Word for word, transcribe the lines below and drop the pictures.
====== SOURCE MATERIAL
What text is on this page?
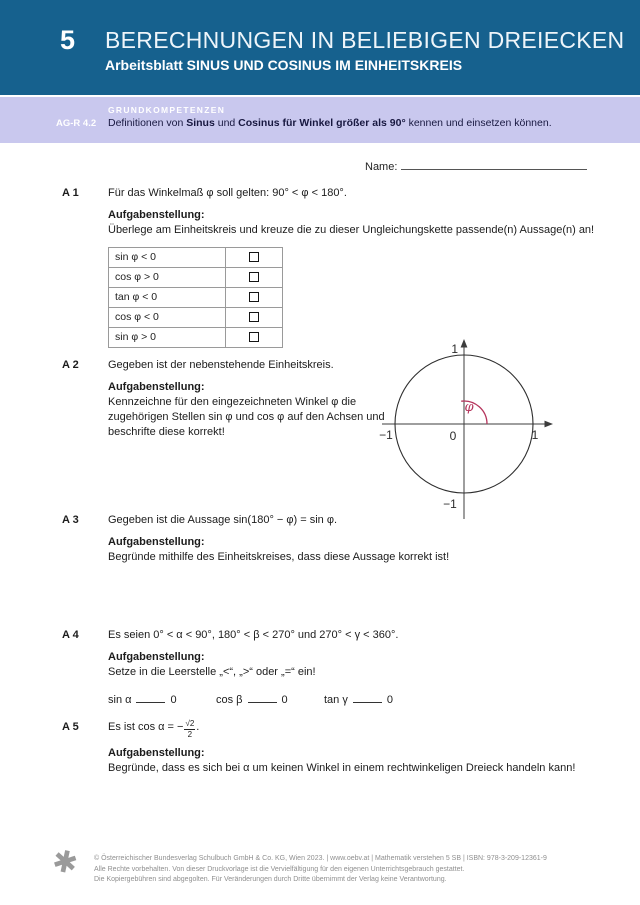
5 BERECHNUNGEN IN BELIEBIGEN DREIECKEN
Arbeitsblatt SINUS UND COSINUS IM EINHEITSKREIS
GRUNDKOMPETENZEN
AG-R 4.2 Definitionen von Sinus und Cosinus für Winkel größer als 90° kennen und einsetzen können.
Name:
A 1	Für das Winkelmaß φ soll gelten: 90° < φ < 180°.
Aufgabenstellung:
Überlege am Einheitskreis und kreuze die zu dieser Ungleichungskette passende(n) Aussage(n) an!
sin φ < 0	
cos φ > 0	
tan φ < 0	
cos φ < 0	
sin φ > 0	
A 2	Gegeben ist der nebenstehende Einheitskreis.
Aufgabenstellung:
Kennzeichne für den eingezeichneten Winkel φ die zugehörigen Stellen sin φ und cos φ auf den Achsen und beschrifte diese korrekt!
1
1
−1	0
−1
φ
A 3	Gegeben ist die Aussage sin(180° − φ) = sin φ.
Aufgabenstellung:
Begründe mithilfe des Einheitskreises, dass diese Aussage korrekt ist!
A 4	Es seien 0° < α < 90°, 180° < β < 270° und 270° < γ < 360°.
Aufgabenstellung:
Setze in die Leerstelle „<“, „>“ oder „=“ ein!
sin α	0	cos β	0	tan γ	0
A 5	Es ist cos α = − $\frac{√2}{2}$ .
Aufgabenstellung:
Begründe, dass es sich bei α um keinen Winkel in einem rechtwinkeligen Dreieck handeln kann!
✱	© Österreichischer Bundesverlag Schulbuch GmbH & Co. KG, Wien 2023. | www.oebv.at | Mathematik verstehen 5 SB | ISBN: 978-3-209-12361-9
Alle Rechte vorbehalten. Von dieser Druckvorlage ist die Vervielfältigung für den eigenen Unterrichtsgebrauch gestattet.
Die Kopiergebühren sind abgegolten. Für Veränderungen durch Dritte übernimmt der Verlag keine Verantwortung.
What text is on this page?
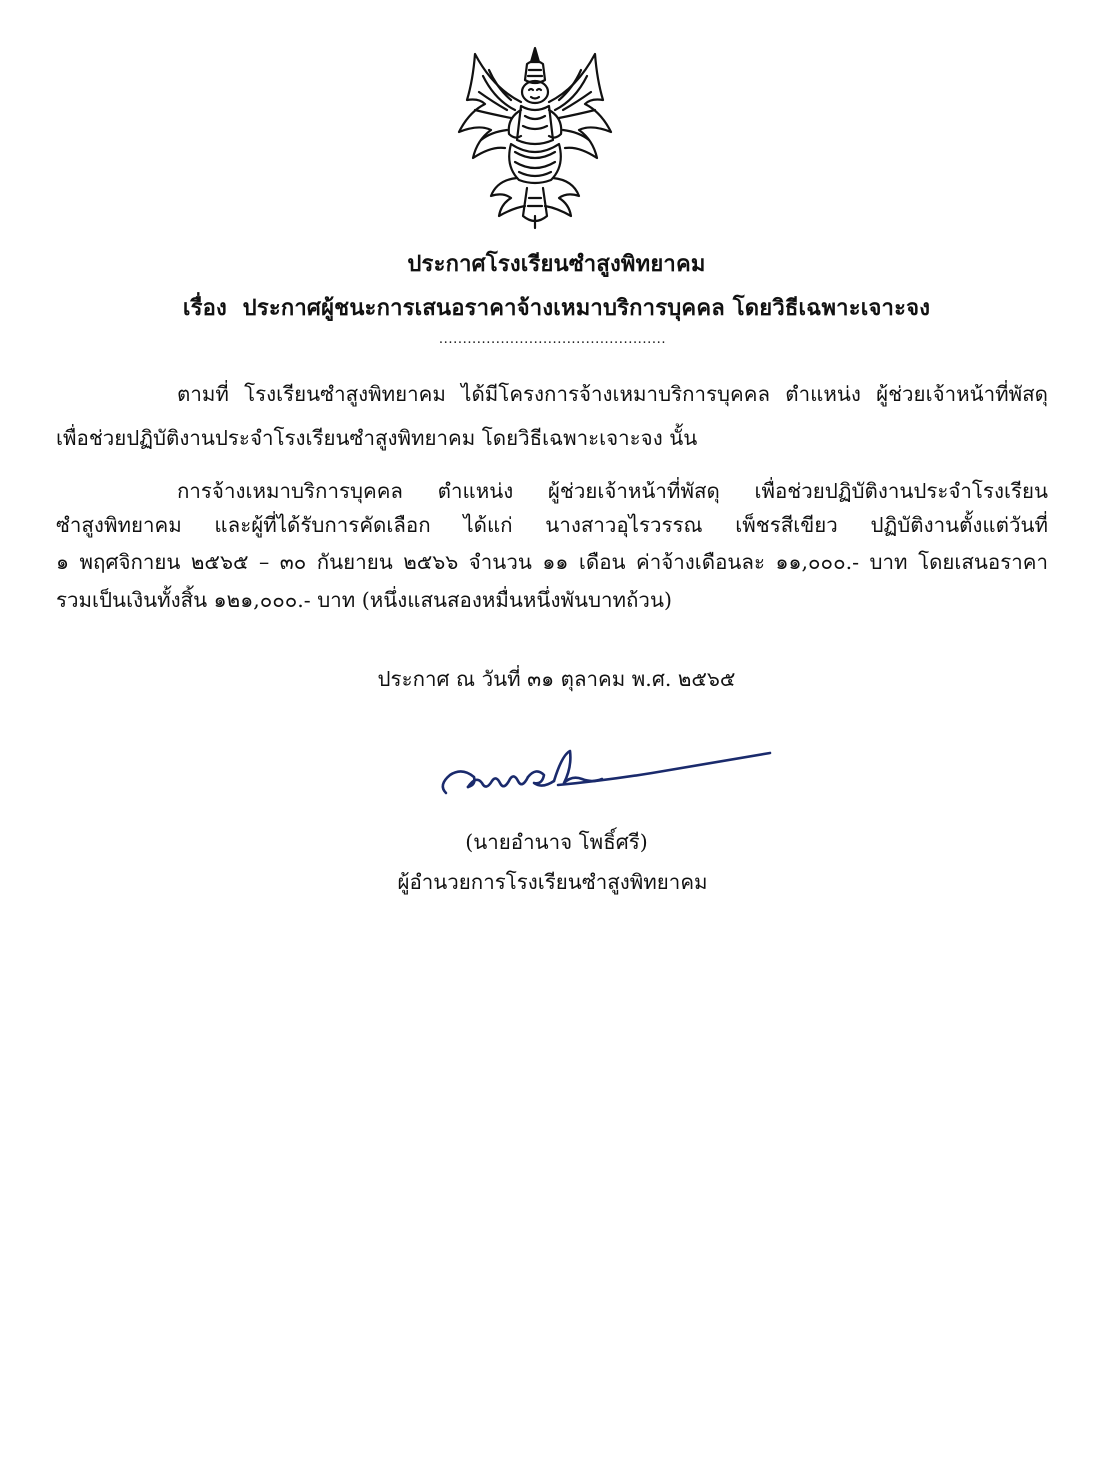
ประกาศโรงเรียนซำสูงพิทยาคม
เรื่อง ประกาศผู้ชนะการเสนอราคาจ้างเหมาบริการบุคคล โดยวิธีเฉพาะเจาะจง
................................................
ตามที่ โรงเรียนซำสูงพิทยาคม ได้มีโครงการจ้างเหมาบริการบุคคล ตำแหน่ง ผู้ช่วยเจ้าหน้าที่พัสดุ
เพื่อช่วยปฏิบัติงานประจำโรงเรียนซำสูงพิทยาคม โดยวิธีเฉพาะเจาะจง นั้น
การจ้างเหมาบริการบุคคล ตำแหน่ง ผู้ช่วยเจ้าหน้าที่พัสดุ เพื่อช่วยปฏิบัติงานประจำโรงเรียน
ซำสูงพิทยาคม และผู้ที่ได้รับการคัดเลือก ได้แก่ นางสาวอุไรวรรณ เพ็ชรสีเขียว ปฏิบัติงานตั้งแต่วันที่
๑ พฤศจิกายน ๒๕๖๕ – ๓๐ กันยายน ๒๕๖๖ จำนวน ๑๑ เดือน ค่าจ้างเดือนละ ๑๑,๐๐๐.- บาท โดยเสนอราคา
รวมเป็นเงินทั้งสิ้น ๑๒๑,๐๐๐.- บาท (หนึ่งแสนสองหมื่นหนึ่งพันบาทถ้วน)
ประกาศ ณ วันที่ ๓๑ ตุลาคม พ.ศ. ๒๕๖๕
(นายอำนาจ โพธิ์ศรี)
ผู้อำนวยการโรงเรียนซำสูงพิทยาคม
============
== RESULT FOR THIS EXERCISE ==
What text is on this page?
5 BERECHNUNGEN IN BELIEBIGEN DREIECKEN
Arbeitsblatt SINUS UND COSINUS IM EINHEITSKREIS
GRUNDKOMPETENZEN
AG-R 4.2 Definitionen von Sinus und Cosinus für Winkel größer als 90° kennen und einsetzen können.
Name:
A 1	Für das Winkelmaß φ soll gelten: 90° < φ < 180°.
Aufgabenstellung:
Überlege am Einheitskreis und kreuze die zu dieser Ungleichungskette passende(n) Aussage(n) an!
sin φ < 0	
cos φ > 0	
tan φ < 0	
cos φ < 0	
sin φ > 0	
A 2	Gegeben ist der nebenstehende Einheitskreis.
Aufgabenstellung:
Kennzeichne für den eingezeichneten Winkel φ die zugehörigen Stellen sin φ und cos φ auf den Achsen und beschrifte diese korrekt!
1
1
−1	0
−1
φ
A 3	Gegeben ist die Aussage sin(180° − φ) = sin φ.
Aufgabenstellung:
Begründe mithilfe des Einheitskreises, dass diese Aussage korrekt ist!
A 4	Es seien 0° < α < 90°, 180° < β < 270° und 270° < γ < 360°.
Aufgabenstellung:
Setze in die Leerstelle „<“, „>“ oder „=“ ein!
sin α	0	cos β	0	tan γ	0
A 5	Es ist cos α = − $\frac{√2}{2}$ .
Aufgabenstellung:
Begründe, dass es sich bei α um keinen Winkel in einem rechtwinkeligen Dreieck handeln kann!
✱	© Österreichischer Bundesverlag Schulbuch GmbH & Co. KG, Wien 2023. | www.oebv.at | Mathematik verstehen 5 SB | ISBN: 978-3-209-12361-9
Alle Rechte vorbehalten. Von dieser Druckvorlage ist die Vervielfältigung für den eigenen Unterrichtsgebrauch gestattet.
Die Kopiergebühren sind abgegolten. Für Veränderungen durch Dritte übernimmt der Verlag keine Verantwortung.
What text is on this page?
ประกาศโรงเรียนซำสูงพิทยาคม
เรื่อง ประกาศผู้ชนะการเสนอราคาจ้างเหมาบริการบุคคล โดยวิธีเฉพาะเจาะจง
................................................
ตามที่ โรงเรียนซำสูงพิทยาคม ได้มีโครงการจ้างเหมาบริการบุคคล ตำแหน่ง ผู้ช่วยเจ้าหน้าที่พัสดุ
เพื่อช่วยปฏิบัติงานประจำโรงเรียนซำสูงพิทยาคม โดยวิธีเฉพาะเจาะจง นั้น
การจ้างเหมาบริการบุคคล ตำแหน่ง ผู้ช่วยเจ้าหน้าที่พัสดุ เพื่อช่วยปฏิบัติงานประจำโรงเรียน
ซำสูงพิทยาคม และผู้ที่ได้รับการคัดเลือก ได้แก่ นางสาวอุไรวรรณ เพ็ชรสีเขียว ปฏิบัติงานตั้งแต่วันที่
๑ พฤศจิกายน ๒๕๖๕ – ๓๐ กันยายน ๒๕๖๖ จำนวน ๑๑ เดือน ค่าจ้างเดือนละ ๑๑,๐๐๐.- บาท โดยเสนอราคา
รวมเป็นเงินทั้งสิ้น ๑๒๑,๐๐๐.- บาท (หนึ่งแสนสองหมื่นหนึ่งพันบาทถ้วน)
ประกาศ ณ วันที่ ๓๑ ตุลาคม พ.ศ. ๒๕๖๕
(นายอำนาจ โพธิ์ศรี)
ผู้อำนวยการโรงเรียนซำสูงพิทยาคม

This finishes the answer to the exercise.